* **Direction**
Gather all lines with the word "text" in them.

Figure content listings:
*****

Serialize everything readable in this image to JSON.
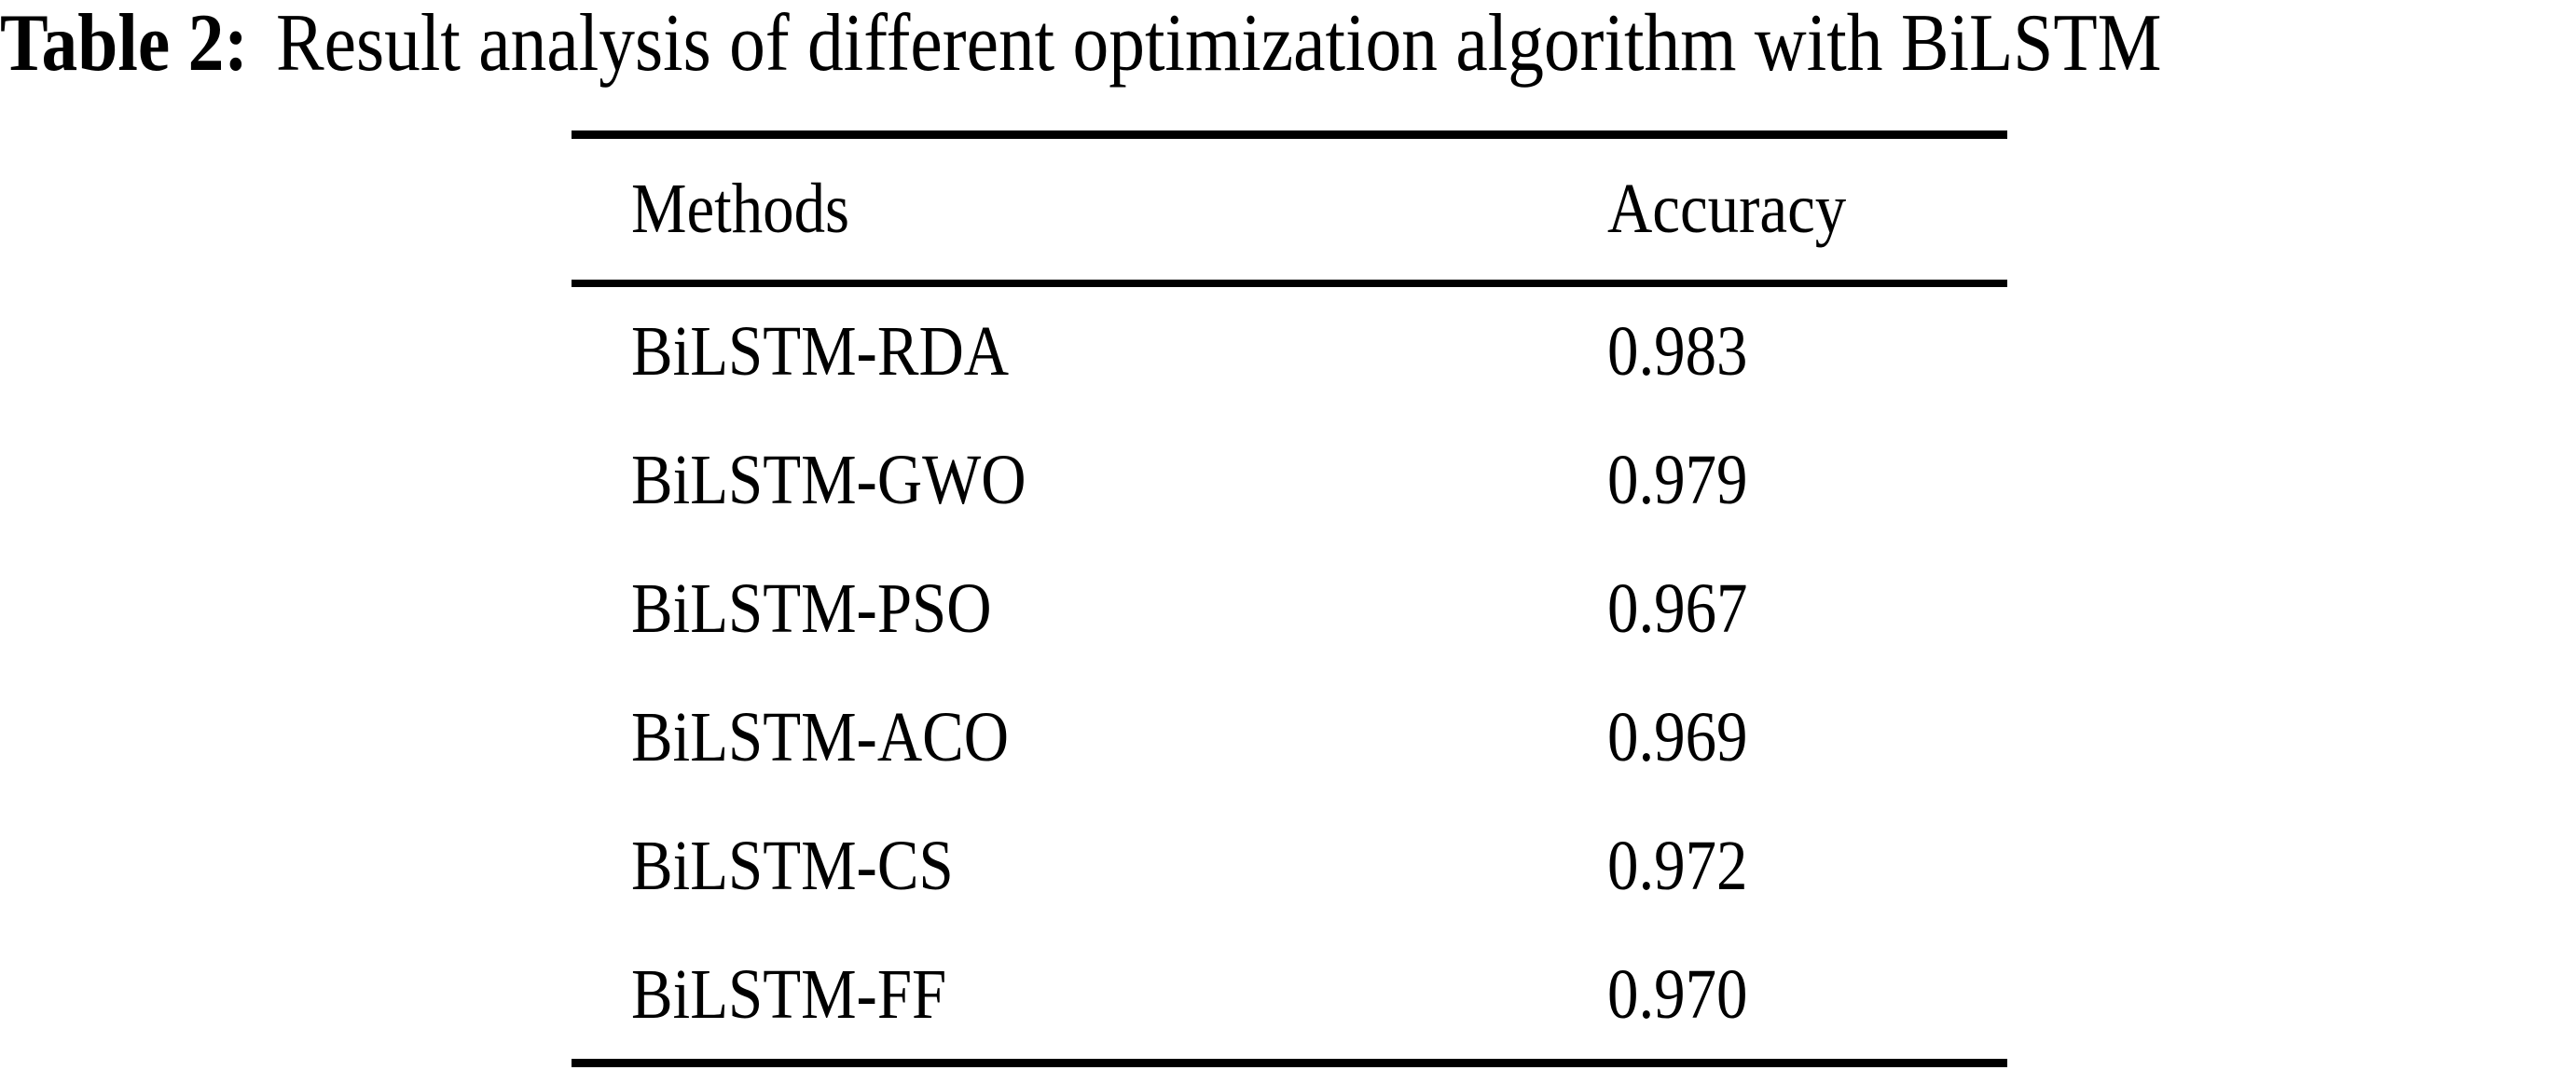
{
  "caption": {
    "label": "Table 2:",
    "text": "Result analysis of different optimization algorithm with BiLSTM"
  },
  "table": {
    "headers": {
      "methods": "Methods",
      "accuracy": "Accuracy"
    },
    "rows": [
      {
        "method": "BiLSTM-RDA",
        "accuracy": "0.983"
      },
      {
        "method": "BiLSTM-GWO",
        "accuracy": "0.979"
      },
      {
        "method": "BiLSTM-PSO",
        "accuracy": "0.967"
      },
      {
        "method": "BiLSTM-ACO",
        "accuracy": "0.969"
      },
      {
        "method": "BiLSTM-CS",
        "accuracy": "0.972"
      },
      {
        "method": "BiLSTM-FF",
        "accuracy": "0.970"
      }
    ]
  },
  "colors": {
    "text": "#000000",
    "background": "#ffffff",
    "rule": "#000000"
  }
}
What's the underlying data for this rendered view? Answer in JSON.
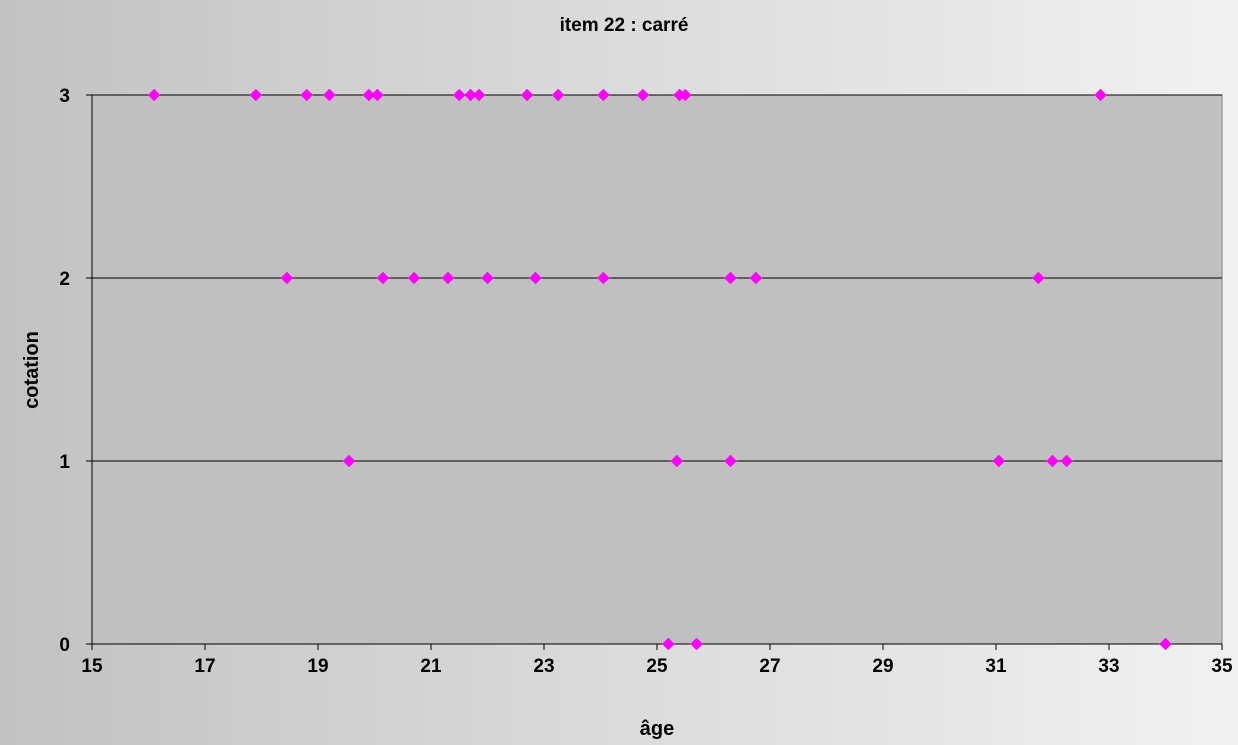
{
  "chart_data": {
    "type": "scatter",
    "title": "item 22 : carré",
    "xlabel": "âge",
    "ylabel": "cotation",
    "xlim": [
      15,
      35
    ],
    "ylim": [
      0,
      3
    ],
    "x_ticks": [
      "15",
      "17",
      "19",
      "21",
      "23",
      "25",
      "27",
      "29",
      "31",
      "33",
      "35"
    ],
    "y_ticks": [
      "0",
      "1",
      "2",
      "3"
    ],
    "grid": "horizontal",
    "colors": {
      "plot_area": "#c0c0c0",
      "marker": "#ff00ff",
      "gridline": "#000000"
    },
    "points": [
      {
        "x": 16.1,
        "y": 3
      },
      {
        "x": 17.9,
        "y": 3
      },
      {
        "x": 18.8,
        "y": 3
      },
      {
        "x": 19.2,
        "y": 3
      },
      {
        "x": 19.9,
        "y": 3
      },
      {
        "x": 20.05,
        "y": 3
      },
      {
        "x": 21.5,
        "y": 3
      },
      {
        "x": 21.7,
        "y": 3
      },
      {
        "x": 21.85,
        "y": 3
      },
      {
        "x": 22.7,
        "y": 3
      },
      {
        "x": 23.25,
        "y": 3
      },
      {
        "x": 24.05,
        "y": 3
      },
      {
        "x": 24.75,
        "y": 3
      },
      {
        "x": 25.4,
        "y": 3
      },
      {
        "x": 25.5,
        "y": 3
      },
      {
        "x": 32.85,
        "y": 3
      },
      {
        "x": 18.45,
        "y": 2
      },
      {
        "x": 20.15,
        "y": 2
      },
      {
        "x": 20.7,
        "y": 2
      },
      {
        "x": 21.3,
        "y": 2
      },
      {
        "x": 22.0,
        "y": 2
      },
      {
        "x": 22.85,
        "y": 2
      },
      {
        "x": 24.05,
        "y": 2
      },
      {
        "x": 26.3,
        "y": 2
      },
      {
        "x": 26.75,
        "y": 2
      },
      {
        "x": 31.75,
        "y": 2
      },
      {
        "x": 19.55,
        "y": 1
      },
      {
        "x": 25.35,
        "y": 1
      },
      {
        "x": 26.3,
        "y": 1
      },
      {
        "x": 31.05,
        "y": 1
      },
      {
        "x": 32.0,
        "y": 1
      },
      {
        "x": 32.25,
        "y": 1
      },
      {
        "x": 25.2,
        "y": 0
      },
      {
        "x": 25.7,
        "y": 0
      },
      {
        "x": 34.0,
        "y": 0
      }
    ]
  }
}
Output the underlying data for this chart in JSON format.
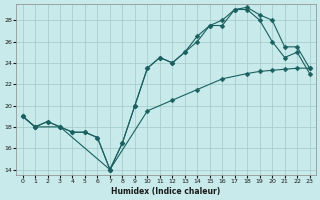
{
  "xlabel": "Humidex (Indice chaleur)",
  "background_color": "#c8eaea",
  "grid_color": "#a0c8c8",
  "line_color": "#1a6060",
  "xlim": [
    -0.5,
    23.5
  ],
  "ylim": [
    13.5,
    29.5
  ],
  "xticks": [
    0,
    1,
    2,
    3,
    4,
    5,
    6,
    7,
    8,
    9,
    10,
    11,
    12,
    13,
    14,
    15,
    16,
    17,
    18,
    19,
    20,
    21,
    22,
    23
  ],
  "yticks": [
    14,
    16,
    18,
    20,
    22,
    24,
    26,
    28
  ],
  "line1_x": [
    0,
    1,
    2,
    3,
    4,
    5,
    6,
    7,
    8,
    9,
    10,
    11,
    12,
    13,
    14,
    15,
    16,
    17,
    18,
    19,
    20,
    21,
    22,
    23
  ],
  "line1_y": [
    19,
    18,
    18.5,
    18,
    17.5,
    17.5,
    17,
    14,
    16.5,
    20,
    23.5,
    24.5,
    24,
    25,
    26,
    27.5,
    27.5,
    29,
    29,
    28,
    26,
    24.5,
    25,
    23
  ],
  "line2_x": [
    0,
    1,
    2,
    3,
    4,
    5,
    6,
    7,
    8,
    9,
    10,
    11,
    12,
    13,
    14,
    15,
    16,
    17,
    18,
    19,
    20,
    21,
    22,
    23
  ],
  "line2_y": [
    19,
    18,
    18.5,
    18,
    17.5,
    17.5,
    17,
    14,
    16.5,
    20,
    23.5,
    24.5,
    24,
    25,
    26.5,
    27.5,
    28,
    29,
    29.2,
    28.5,
    28,
    25.5,
    25.5,
    23.5
  ],
  "line3_x": [
    0,
    1,
    3,
    7,
    10,
    12,
    14,
    16,
    18,
    19,
    20,
    21,
    22,
    23
  ],
  "line3_y": [
    19,
    18,
    18,
    14,
    19.5,
    20.5,
    21.5,
    22.5,
    23.0,
    23.2,
    23.3,
    23.4,
    23.5,
    23.5
  ],
  "markersize": 2.5
}
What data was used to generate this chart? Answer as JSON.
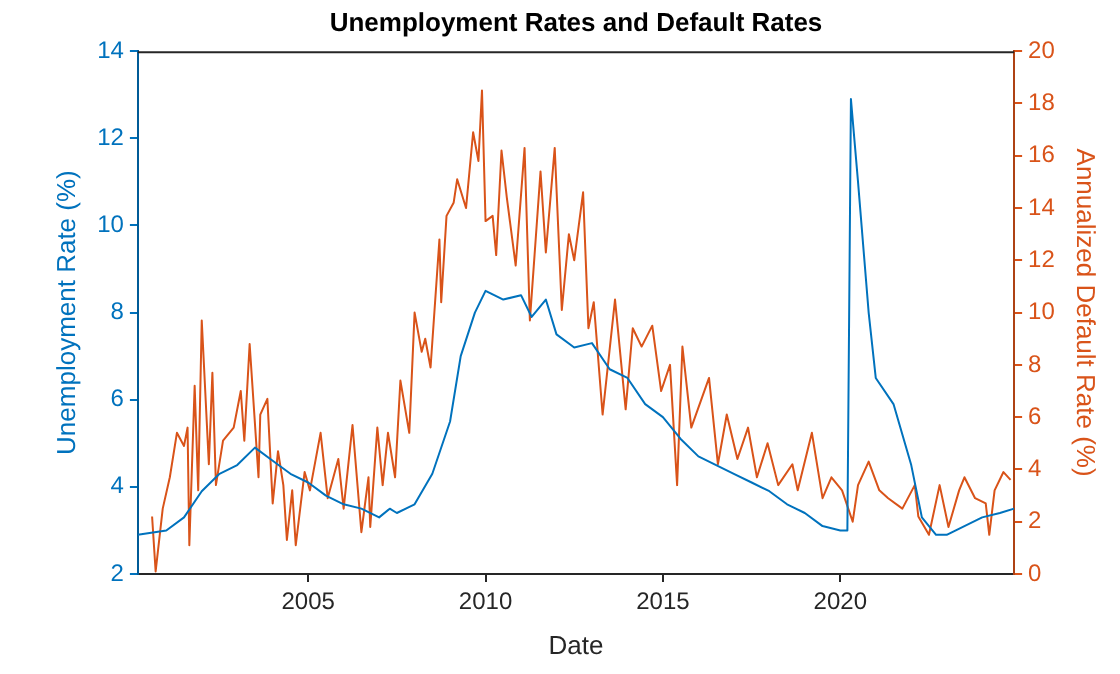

*****

* **In response**
    "text": "Result analysis of different optimization algorithm with BiLSTM"
    "text": "#000000",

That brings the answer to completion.